UC San Diego

The segment polarity protein Dishevelled-2 (Dvl2) is a component of the Dishevelled protein family that plays an important role in the Wnt developmental signal transduction pathways expressed within the central nervous system. It has an antagonistic function to other Dishevelled proteins in facilitating endocytosis of Frizzled3 Wnt receptors, though the specific behavioral effects have yet to be properly elucidated. A recently described genomic disorder characterized by a microdeletion of the 17p13.1 region, which contains an overlapping region with Dvl2, correlated to a recognizable phenotype in human patients consisting of intellectual disability and delay in social interaction. We sought to utilize various behavioral assays to test several behaviors associated with these phenotypes in adult mice lacking Dvl2 to demonstrate if the disruptions of neural development can be replicated in rodents and to potentially implicate Dvl2 knockout with these developmental delays. The behavioral paradigms used include open field, novel object recognition, and three-chamber social interaction tests to assess locomotor activity, anxiety-like behavior, learning and memory, sociability, and social novelty. An exploratory drive towards the center of a new environment as well as less preference for novel objects in contrast to familiar ones was observed in Dvl2-deficient mice, revealing a noticeable impairment in anxiety-like behavior and in context-independent memory. Impairments in sociability and social novelty were also observed, though without completely removing functionality. Therefore, evidence is provided that a lack of Dvl2 is associated with anxiety, memory, and social behavior deficits.

::::

Assignment -> Which three behavioral tests were used on the mice in the Dvl2 abstract above?

Exercise data ->
::::

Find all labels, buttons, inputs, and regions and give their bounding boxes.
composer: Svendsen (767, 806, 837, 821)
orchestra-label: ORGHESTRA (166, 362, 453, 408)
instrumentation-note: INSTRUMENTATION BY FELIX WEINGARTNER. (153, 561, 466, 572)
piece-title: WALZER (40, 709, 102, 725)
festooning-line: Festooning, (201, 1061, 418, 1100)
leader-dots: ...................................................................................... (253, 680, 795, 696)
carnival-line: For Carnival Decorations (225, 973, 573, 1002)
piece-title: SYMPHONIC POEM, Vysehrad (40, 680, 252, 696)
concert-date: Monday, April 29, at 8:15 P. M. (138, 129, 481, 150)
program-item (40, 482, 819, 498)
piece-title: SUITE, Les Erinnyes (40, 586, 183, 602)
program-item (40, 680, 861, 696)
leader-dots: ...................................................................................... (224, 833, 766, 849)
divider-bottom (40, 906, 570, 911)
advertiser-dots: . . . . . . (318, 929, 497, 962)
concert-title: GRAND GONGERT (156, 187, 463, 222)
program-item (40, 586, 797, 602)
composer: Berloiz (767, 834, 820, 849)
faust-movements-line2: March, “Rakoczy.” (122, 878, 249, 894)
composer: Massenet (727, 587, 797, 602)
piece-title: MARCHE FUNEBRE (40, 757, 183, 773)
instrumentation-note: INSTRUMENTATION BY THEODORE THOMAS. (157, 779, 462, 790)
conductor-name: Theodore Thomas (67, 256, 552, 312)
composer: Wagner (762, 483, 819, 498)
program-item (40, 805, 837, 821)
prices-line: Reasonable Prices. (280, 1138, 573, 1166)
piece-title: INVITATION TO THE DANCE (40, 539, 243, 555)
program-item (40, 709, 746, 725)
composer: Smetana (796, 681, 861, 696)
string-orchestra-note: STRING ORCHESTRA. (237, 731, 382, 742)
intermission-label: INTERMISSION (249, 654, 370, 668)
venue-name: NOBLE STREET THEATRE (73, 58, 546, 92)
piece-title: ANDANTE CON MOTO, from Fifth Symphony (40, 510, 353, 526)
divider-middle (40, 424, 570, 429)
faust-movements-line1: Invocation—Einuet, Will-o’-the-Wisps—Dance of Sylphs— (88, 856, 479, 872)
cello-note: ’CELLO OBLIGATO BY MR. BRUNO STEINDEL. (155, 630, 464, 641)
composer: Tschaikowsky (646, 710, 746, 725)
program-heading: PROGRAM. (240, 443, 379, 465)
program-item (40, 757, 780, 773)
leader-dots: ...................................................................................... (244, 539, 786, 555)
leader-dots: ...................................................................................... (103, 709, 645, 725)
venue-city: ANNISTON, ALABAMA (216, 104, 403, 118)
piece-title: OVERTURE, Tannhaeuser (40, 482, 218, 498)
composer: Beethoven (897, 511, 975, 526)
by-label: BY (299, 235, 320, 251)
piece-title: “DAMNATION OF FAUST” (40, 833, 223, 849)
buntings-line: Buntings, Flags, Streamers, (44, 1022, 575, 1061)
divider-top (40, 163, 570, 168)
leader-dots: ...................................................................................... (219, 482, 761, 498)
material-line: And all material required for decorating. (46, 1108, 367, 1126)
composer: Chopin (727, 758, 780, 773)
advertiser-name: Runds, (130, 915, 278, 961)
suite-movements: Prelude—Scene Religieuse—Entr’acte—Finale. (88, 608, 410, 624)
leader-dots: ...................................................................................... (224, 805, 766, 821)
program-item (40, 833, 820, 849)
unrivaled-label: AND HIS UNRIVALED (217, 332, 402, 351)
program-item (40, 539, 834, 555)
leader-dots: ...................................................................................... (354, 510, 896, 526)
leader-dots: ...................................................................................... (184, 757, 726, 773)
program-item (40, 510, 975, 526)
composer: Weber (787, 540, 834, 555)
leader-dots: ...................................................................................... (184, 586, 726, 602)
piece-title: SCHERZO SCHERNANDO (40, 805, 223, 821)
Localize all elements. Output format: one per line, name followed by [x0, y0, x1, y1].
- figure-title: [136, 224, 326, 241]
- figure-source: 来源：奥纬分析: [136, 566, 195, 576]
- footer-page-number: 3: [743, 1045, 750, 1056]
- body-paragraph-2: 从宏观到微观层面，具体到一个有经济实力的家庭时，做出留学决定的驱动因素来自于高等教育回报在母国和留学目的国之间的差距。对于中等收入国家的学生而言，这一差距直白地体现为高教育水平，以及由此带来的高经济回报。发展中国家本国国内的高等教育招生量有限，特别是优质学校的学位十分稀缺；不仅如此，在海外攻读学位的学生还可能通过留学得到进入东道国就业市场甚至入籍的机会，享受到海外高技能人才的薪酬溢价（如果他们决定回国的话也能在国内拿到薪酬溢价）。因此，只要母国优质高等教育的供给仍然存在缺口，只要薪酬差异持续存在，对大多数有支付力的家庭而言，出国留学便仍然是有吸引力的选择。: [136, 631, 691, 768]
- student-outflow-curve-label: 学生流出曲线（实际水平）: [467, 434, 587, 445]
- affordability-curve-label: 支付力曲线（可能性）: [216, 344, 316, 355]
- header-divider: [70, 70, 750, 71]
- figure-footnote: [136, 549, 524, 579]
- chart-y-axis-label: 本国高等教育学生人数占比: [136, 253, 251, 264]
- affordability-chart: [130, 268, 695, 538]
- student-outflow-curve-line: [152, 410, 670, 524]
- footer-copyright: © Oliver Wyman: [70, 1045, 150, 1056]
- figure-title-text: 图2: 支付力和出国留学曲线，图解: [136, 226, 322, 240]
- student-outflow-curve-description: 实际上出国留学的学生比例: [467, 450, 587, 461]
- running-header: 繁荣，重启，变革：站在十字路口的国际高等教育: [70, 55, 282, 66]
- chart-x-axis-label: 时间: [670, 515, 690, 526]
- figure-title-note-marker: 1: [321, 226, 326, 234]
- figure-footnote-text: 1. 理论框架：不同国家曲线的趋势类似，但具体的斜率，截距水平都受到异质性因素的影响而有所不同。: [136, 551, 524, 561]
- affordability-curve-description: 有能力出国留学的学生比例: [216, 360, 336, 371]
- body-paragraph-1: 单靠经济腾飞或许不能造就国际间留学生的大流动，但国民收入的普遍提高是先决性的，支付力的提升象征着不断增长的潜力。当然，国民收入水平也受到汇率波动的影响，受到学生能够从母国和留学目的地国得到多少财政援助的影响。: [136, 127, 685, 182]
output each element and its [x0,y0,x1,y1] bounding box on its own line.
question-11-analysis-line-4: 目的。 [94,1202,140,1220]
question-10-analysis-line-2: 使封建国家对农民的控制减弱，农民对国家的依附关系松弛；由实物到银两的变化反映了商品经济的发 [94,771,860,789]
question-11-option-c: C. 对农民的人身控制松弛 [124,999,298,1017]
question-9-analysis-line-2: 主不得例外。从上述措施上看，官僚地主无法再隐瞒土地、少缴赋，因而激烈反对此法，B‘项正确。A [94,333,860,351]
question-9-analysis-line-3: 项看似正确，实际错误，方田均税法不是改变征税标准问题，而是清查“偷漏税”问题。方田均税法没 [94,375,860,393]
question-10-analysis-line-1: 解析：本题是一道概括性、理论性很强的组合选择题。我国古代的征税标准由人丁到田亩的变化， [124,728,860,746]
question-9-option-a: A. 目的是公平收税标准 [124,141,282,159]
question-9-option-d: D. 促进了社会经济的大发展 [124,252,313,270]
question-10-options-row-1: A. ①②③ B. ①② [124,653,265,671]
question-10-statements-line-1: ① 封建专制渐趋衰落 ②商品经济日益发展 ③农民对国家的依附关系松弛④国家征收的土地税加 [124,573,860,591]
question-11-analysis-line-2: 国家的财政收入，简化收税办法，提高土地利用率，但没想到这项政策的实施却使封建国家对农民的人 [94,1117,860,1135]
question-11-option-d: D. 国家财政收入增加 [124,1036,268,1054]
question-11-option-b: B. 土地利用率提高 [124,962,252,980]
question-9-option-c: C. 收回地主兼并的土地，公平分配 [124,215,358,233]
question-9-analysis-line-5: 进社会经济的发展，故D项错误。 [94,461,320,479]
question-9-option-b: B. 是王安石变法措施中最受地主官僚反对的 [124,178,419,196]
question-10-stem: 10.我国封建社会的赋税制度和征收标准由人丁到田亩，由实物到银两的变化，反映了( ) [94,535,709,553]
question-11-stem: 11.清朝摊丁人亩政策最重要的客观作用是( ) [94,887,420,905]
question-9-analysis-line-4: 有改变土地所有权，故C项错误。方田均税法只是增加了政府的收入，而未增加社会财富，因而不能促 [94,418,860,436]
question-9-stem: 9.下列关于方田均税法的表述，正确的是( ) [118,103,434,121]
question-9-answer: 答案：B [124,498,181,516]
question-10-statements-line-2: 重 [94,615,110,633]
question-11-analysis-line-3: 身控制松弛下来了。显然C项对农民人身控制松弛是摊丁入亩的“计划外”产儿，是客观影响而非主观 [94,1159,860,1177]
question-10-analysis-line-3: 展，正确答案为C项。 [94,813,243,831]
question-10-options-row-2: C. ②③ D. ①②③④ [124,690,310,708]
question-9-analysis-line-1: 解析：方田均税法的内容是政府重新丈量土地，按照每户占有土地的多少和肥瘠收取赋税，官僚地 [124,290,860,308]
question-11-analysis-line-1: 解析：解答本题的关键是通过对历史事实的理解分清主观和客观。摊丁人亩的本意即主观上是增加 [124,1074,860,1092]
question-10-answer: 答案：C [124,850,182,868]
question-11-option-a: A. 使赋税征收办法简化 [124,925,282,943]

::::

Output of the exercise -> Open field, novel object recognition, and three-chamber social interaction tests.